_Given problem_. Identify every line containing the word "CENTRO" and reproduce each one.

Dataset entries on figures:
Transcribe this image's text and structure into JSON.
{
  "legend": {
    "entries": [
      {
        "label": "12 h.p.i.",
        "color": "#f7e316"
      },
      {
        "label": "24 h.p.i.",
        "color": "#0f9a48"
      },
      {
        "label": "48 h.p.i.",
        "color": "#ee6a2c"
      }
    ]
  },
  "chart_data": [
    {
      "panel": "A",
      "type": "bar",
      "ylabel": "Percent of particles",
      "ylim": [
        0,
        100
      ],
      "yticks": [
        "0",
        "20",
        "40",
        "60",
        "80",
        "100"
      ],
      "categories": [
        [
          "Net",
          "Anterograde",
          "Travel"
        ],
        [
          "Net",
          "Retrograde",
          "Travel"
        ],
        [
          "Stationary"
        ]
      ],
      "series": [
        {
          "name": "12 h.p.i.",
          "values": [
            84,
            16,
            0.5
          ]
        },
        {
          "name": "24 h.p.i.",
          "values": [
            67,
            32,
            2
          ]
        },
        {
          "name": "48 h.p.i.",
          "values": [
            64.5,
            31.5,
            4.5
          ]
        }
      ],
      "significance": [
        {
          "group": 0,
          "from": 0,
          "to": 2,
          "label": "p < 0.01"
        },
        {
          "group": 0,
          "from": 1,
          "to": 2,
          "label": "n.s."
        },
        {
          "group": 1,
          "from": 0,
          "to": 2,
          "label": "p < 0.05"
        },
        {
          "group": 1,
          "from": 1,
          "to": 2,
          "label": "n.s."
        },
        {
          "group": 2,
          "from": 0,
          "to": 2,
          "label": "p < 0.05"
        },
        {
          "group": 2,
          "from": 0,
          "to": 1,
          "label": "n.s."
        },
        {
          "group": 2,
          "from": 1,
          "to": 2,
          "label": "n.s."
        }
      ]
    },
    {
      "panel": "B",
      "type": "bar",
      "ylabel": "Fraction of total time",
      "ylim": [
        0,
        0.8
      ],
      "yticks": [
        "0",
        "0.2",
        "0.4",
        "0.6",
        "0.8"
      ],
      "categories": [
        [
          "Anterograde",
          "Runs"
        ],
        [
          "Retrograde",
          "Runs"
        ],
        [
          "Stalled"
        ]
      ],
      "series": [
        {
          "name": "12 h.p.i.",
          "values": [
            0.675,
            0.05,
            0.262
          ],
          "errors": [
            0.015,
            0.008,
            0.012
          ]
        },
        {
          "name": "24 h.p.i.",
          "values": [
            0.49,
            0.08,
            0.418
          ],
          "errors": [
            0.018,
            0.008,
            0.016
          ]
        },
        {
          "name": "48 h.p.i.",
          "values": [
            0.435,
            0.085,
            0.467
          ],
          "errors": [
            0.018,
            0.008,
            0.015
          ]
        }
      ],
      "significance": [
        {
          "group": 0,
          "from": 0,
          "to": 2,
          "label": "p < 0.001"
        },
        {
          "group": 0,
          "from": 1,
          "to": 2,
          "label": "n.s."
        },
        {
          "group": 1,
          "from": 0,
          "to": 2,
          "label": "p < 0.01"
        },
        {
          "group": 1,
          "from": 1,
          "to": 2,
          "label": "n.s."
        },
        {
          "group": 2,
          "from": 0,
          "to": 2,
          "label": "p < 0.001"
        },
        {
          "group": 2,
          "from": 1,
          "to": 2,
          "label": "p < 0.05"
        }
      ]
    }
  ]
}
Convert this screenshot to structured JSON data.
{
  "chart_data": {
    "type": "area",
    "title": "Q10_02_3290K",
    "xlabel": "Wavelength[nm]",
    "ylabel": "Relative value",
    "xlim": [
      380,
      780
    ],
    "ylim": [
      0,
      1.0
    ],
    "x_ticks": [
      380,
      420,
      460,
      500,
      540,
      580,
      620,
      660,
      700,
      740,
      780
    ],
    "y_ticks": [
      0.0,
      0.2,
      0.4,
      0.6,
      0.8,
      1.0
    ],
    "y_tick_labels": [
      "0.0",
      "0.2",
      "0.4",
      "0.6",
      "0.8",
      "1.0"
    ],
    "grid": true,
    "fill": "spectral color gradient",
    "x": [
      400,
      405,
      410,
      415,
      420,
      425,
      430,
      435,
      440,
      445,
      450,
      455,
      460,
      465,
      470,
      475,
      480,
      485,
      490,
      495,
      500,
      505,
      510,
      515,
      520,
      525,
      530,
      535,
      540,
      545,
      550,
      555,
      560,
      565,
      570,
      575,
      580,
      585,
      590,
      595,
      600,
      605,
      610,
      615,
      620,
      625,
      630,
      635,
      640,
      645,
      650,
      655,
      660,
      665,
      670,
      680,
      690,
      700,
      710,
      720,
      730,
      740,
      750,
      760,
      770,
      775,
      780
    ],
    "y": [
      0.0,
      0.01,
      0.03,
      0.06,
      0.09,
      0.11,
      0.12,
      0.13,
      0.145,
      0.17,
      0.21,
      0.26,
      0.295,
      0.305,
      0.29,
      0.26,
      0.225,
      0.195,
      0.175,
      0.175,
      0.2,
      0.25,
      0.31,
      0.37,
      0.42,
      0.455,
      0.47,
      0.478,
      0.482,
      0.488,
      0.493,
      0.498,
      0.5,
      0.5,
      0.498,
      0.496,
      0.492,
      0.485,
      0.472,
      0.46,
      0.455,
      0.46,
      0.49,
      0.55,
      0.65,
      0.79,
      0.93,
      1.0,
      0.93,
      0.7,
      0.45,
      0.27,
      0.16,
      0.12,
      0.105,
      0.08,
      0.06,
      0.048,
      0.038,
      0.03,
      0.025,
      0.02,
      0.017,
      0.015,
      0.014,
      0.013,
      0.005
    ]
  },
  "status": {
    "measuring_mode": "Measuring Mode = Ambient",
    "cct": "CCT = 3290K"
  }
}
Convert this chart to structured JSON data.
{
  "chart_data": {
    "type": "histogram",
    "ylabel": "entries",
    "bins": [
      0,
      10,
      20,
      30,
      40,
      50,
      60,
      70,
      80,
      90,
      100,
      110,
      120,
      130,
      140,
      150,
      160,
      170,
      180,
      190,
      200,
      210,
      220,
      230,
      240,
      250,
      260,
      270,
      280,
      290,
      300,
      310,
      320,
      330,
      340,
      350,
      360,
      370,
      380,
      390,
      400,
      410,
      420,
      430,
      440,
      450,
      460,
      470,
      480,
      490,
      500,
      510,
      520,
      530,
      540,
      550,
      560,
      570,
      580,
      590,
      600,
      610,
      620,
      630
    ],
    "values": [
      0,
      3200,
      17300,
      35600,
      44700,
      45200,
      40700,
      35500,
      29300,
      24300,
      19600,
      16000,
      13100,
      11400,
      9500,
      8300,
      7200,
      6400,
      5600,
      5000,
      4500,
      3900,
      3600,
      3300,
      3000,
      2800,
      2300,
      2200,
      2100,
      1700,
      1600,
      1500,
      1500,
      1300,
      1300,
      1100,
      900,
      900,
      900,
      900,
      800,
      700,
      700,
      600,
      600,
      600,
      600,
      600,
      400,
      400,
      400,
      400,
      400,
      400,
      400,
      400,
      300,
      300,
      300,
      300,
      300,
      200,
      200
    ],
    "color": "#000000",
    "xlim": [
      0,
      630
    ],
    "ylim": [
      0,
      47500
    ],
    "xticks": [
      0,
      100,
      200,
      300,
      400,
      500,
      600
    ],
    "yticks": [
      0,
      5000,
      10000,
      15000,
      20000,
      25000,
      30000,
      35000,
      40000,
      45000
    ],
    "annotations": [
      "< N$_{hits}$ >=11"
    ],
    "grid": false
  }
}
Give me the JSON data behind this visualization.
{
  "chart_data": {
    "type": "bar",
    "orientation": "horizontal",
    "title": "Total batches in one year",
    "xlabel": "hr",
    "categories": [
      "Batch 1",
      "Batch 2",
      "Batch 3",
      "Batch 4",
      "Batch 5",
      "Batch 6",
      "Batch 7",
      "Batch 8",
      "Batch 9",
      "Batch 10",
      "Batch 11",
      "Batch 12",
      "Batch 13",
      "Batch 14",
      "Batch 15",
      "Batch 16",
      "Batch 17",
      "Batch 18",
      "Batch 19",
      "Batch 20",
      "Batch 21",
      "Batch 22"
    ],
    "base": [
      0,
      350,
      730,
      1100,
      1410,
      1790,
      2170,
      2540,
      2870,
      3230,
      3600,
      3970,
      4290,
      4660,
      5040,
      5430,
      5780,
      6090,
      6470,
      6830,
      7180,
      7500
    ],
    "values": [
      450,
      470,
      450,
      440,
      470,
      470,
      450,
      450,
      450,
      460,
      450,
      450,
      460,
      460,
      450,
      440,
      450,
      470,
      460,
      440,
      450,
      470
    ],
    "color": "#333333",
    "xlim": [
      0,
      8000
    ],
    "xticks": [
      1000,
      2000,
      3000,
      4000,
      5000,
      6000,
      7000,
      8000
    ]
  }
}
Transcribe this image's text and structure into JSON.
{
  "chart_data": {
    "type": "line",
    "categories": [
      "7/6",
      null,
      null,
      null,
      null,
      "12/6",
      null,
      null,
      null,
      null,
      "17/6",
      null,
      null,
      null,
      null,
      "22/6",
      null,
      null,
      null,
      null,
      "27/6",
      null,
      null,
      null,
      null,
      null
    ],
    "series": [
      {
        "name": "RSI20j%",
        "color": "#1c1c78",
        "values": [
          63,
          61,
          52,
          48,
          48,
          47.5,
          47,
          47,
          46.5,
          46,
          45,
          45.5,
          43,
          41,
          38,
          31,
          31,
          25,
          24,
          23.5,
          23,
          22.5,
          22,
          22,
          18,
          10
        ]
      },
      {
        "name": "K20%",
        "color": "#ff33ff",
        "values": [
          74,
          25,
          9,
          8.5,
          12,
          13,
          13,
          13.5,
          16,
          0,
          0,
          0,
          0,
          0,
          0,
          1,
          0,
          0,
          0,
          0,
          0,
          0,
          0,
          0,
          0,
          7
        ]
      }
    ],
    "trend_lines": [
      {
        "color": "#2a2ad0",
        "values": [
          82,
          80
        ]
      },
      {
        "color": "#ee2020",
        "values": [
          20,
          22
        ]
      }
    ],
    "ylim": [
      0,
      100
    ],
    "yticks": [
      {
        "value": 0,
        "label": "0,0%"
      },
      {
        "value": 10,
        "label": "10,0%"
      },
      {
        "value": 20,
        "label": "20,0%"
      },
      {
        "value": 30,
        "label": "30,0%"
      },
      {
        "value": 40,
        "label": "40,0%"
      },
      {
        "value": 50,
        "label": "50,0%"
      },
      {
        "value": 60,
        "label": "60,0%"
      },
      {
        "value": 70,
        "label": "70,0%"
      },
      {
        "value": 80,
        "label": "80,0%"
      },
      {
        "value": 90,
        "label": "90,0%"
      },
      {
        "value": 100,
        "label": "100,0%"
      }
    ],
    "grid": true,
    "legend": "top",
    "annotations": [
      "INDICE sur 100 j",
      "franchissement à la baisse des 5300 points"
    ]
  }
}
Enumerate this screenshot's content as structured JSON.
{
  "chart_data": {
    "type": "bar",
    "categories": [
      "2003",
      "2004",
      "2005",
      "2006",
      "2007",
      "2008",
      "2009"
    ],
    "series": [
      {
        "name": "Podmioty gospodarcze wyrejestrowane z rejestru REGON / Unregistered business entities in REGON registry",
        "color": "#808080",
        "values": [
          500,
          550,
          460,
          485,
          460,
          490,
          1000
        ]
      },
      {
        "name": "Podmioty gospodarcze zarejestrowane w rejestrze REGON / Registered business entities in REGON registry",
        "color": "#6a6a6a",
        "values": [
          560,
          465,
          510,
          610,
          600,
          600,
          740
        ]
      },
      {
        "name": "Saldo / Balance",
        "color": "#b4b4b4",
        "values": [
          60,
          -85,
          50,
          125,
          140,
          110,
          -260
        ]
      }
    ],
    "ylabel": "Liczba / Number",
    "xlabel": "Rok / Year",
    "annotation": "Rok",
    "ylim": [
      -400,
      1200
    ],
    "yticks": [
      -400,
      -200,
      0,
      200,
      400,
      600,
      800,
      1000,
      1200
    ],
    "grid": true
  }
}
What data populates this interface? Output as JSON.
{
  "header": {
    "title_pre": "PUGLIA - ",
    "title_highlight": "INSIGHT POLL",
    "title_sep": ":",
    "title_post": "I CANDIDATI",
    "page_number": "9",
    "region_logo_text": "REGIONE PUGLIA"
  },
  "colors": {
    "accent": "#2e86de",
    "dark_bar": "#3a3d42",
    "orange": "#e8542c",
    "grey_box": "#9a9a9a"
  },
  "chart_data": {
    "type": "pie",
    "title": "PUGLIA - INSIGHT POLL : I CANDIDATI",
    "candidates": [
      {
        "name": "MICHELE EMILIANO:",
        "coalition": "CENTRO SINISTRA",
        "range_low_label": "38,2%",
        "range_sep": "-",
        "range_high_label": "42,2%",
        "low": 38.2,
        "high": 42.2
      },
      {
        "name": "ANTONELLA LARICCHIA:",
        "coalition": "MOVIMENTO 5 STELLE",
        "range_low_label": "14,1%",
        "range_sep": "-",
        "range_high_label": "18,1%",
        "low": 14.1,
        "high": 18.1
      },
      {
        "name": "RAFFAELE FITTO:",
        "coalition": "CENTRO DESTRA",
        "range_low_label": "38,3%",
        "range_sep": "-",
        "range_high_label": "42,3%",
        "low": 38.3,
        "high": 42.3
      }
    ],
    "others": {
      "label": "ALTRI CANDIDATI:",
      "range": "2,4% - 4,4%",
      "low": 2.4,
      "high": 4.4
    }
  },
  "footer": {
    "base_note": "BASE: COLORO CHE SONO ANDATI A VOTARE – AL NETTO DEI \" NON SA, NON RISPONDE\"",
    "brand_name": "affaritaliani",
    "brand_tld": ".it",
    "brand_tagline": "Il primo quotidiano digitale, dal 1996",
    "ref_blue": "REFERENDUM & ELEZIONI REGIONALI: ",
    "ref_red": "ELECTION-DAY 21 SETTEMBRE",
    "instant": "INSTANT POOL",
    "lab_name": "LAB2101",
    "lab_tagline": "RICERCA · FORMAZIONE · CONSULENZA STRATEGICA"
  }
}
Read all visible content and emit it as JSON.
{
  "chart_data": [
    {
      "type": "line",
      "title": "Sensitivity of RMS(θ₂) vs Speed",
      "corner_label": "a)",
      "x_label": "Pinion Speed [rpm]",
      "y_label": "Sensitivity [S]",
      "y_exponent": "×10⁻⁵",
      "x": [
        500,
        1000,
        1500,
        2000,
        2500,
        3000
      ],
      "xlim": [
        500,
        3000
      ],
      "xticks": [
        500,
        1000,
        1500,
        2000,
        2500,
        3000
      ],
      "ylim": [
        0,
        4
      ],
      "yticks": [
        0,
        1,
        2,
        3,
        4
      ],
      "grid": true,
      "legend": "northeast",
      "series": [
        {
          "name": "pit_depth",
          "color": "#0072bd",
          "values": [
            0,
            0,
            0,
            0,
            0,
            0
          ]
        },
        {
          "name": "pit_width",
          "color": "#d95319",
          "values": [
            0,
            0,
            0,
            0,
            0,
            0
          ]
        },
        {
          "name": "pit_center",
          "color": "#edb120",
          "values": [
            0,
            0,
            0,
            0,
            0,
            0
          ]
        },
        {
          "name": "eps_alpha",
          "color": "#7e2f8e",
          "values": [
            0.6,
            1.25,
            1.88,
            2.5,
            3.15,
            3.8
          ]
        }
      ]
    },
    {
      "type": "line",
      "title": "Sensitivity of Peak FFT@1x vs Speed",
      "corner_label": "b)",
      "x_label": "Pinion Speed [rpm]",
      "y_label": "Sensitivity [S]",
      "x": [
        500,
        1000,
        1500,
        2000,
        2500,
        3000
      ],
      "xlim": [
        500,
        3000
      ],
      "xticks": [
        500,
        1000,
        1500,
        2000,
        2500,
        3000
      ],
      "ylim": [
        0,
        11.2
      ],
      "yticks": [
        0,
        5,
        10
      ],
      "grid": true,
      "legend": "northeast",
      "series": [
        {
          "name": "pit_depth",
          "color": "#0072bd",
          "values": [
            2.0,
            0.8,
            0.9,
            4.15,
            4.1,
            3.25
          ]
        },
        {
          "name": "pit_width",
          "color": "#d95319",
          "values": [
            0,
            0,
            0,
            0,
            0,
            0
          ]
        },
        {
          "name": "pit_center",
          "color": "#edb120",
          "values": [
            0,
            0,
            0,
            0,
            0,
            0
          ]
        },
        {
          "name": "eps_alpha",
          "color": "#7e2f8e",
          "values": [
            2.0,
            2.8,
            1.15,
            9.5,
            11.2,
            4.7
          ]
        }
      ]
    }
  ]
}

_Written reply_.
        "coalition": "CENTRO SINISTRA",
        "coalition": "CENTRO DESTRA",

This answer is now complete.